> THE TASK: Copy out the material below word for word, from the line containing "decompose this screenshot" through the line containing "legend-label-2: PR for".

### ENTRIES SHOWN ###

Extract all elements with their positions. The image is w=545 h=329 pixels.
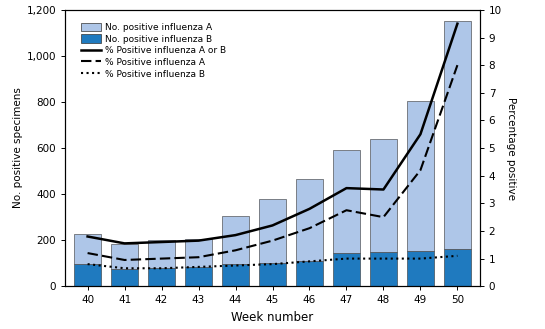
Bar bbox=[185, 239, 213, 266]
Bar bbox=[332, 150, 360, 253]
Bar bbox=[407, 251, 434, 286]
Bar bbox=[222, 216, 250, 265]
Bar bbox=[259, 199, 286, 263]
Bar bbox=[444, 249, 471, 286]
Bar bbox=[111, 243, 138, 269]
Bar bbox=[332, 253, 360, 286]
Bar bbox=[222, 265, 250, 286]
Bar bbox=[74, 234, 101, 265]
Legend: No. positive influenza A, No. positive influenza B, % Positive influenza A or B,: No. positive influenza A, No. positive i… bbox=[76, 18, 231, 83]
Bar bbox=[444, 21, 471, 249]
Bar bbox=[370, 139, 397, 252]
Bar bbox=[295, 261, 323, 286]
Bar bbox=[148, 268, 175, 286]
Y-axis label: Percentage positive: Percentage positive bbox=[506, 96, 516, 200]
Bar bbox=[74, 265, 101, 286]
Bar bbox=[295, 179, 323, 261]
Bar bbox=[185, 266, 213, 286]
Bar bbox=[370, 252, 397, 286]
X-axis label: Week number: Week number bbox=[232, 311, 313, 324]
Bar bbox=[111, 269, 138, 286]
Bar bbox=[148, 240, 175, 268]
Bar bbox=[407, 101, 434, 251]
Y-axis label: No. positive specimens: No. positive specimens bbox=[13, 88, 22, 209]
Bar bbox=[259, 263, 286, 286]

###
### ENTRIES SHOWN ###

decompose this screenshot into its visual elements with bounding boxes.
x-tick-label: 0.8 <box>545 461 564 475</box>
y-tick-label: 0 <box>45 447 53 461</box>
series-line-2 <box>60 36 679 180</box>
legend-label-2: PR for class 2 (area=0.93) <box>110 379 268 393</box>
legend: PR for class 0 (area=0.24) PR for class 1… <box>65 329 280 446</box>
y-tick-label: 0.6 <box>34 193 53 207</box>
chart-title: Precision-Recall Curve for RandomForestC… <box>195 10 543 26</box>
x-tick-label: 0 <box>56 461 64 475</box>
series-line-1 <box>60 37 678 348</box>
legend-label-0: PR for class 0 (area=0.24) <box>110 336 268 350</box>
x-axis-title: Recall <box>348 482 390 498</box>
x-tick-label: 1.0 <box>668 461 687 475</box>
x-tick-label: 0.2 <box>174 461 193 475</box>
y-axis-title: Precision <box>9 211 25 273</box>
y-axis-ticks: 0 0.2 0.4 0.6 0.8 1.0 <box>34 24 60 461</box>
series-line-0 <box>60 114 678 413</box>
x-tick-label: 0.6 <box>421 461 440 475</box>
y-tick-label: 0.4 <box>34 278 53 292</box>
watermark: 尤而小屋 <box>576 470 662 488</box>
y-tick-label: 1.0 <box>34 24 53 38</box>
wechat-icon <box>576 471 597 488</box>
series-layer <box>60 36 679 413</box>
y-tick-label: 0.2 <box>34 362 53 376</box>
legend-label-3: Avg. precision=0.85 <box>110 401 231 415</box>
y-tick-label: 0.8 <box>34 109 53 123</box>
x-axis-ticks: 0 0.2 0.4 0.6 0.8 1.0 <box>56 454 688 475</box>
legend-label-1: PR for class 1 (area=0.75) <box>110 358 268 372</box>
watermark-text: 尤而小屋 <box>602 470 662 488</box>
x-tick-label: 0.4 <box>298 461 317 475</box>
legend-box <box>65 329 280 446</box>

###

> SOLUTION BELOW:
decompose this screenshot into its visual elements with bounding boxes.
x-tick-label: 0.8 <box>545 461 564 475</box>
y-tick-label: 0 <box>45 447 53 461</box>
series-line-2 <box>60 36 679 180</box>
legend-label-2: PR for class 2 (area=0.93) <box>110 379 268 393</box>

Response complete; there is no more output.